▶ _Written task_: Find the line containing "Convert this document image to plain text.", then print it and each following line through the end of the records, exactly and with nothing added; leave out any pictures.

▶ _Records provided_:
============

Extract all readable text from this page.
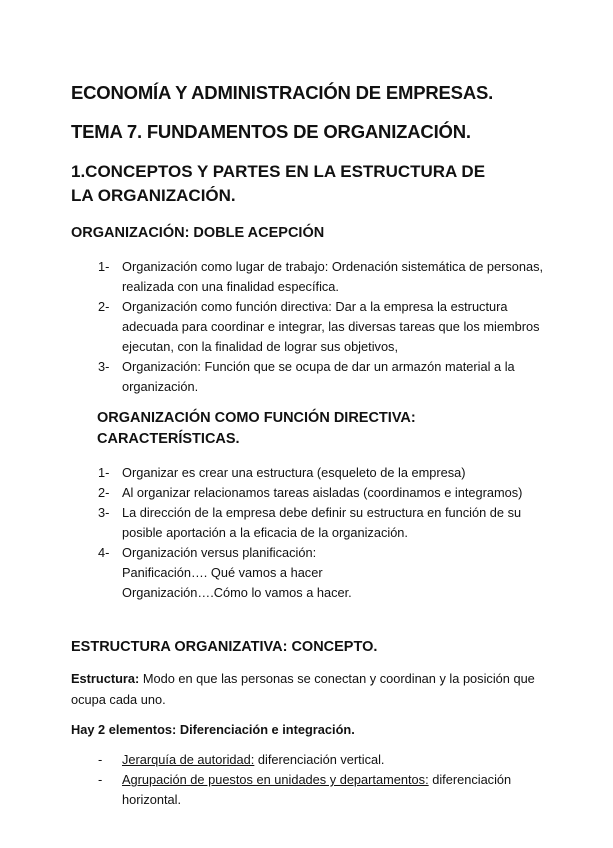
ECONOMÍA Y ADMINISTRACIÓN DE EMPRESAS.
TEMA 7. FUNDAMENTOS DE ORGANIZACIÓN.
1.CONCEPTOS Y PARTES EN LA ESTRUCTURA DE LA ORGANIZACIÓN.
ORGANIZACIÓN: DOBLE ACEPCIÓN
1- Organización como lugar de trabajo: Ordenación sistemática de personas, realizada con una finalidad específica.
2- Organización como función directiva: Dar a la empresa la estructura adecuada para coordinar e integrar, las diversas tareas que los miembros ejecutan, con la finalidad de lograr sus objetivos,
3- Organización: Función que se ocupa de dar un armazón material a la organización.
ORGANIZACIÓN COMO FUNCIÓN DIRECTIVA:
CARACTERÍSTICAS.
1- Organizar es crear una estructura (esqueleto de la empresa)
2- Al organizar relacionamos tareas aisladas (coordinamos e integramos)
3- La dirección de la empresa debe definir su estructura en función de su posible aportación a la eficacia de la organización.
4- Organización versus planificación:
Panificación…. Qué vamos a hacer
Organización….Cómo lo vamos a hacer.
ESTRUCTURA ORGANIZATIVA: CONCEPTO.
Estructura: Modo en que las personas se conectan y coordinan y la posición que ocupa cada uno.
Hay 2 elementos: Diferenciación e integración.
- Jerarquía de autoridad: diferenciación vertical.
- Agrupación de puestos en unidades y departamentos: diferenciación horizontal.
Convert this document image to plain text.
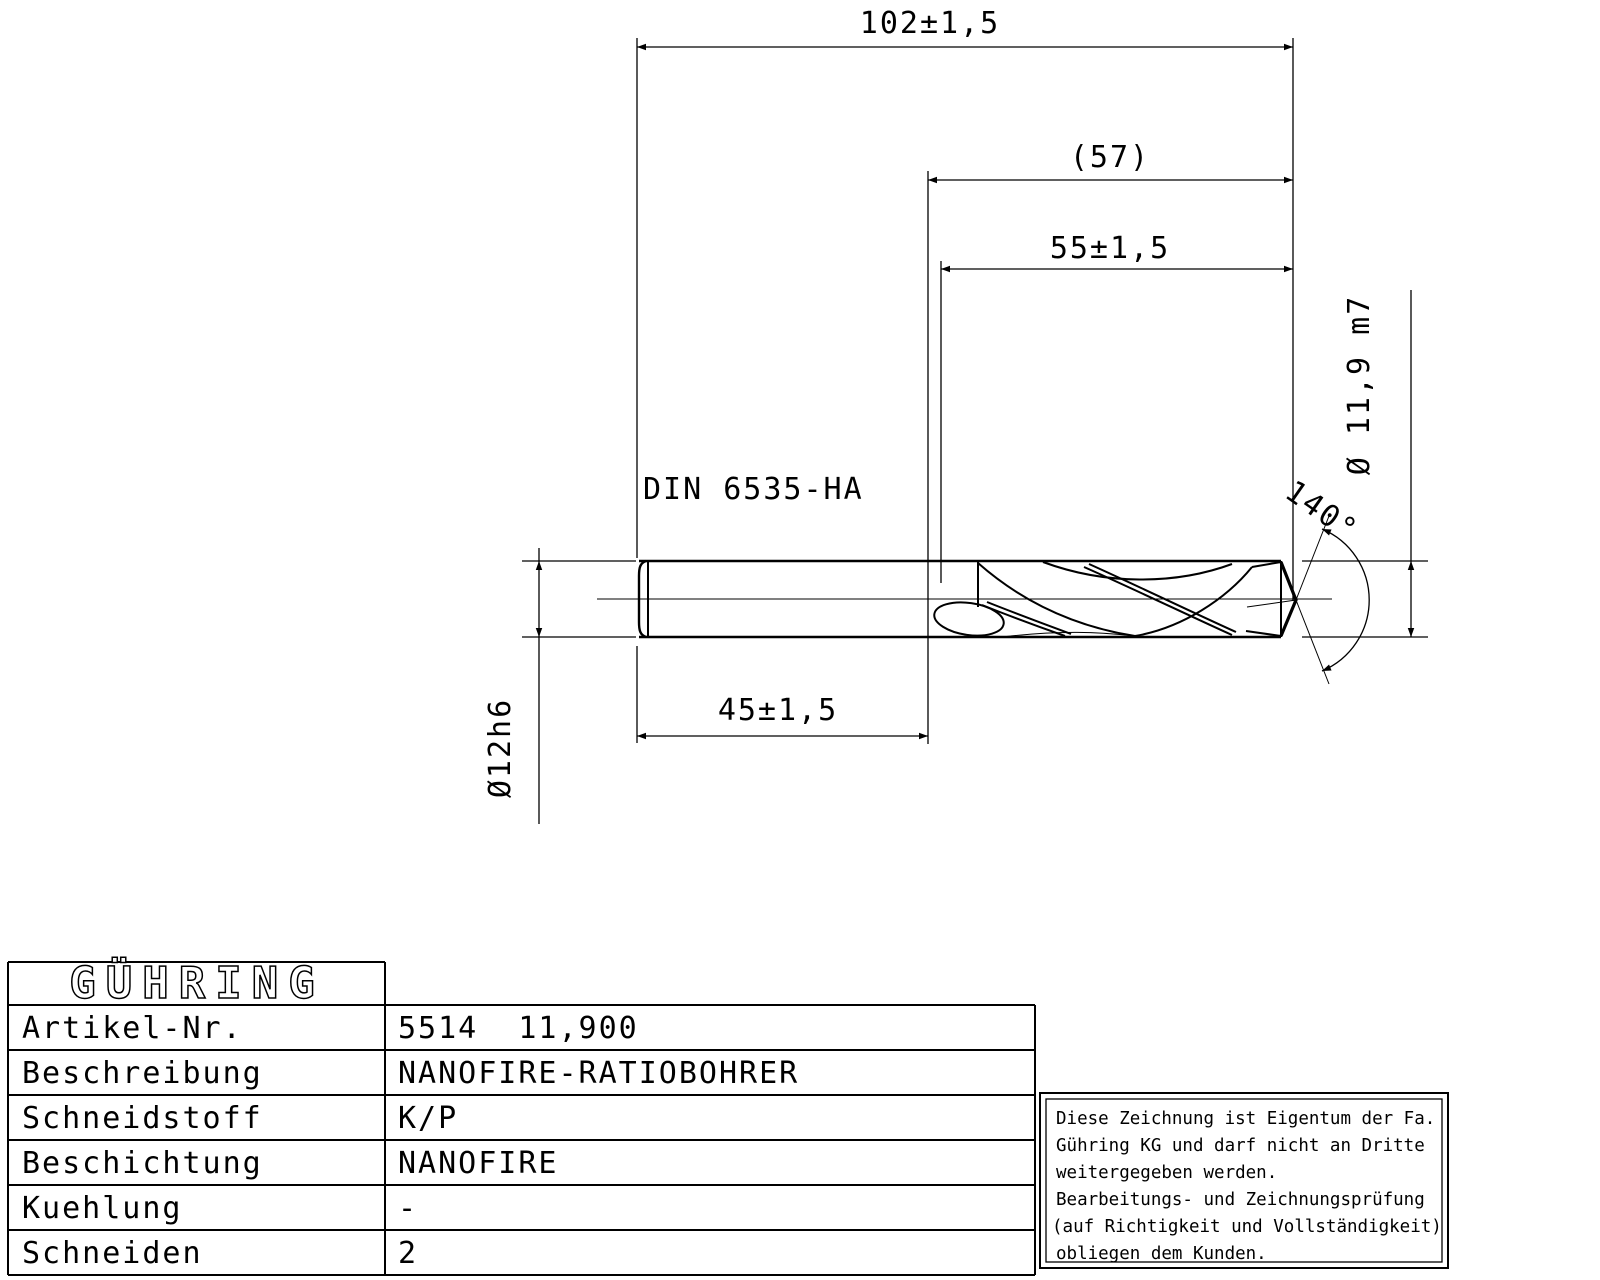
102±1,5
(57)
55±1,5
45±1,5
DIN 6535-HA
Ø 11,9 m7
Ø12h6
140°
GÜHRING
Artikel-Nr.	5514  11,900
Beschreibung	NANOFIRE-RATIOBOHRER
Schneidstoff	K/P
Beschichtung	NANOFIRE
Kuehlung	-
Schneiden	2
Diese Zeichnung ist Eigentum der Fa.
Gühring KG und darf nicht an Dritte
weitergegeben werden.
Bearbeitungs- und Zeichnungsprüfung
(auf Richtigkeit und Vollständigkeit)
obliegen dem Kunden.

============

▶ _Exercise output_:
Convert this document image to plain text.
102±1,5
(57)
55±1,5
45±1,5
DIN 6535-HA
Ø 11,9 m7
Ø12h6
140°
GÜHRING
Artikel-Nr.	5514  11,900
Beschreibung	NANOFIRE-RATIOBOHRER
Schneidstoff	K/P
Beschichtung	NANOFIRE
Kuehlung	-
Schneiden	2
Diese Zeichnung ist Eigentum der Fa.
Gühring KG und darf nicht an Dritte
weitergegeben werden.
Bearbeitungs- und Zeichnungsprüfung
(auf Richtigkeit und Vollständigkeit)
obliegen dem Kunden.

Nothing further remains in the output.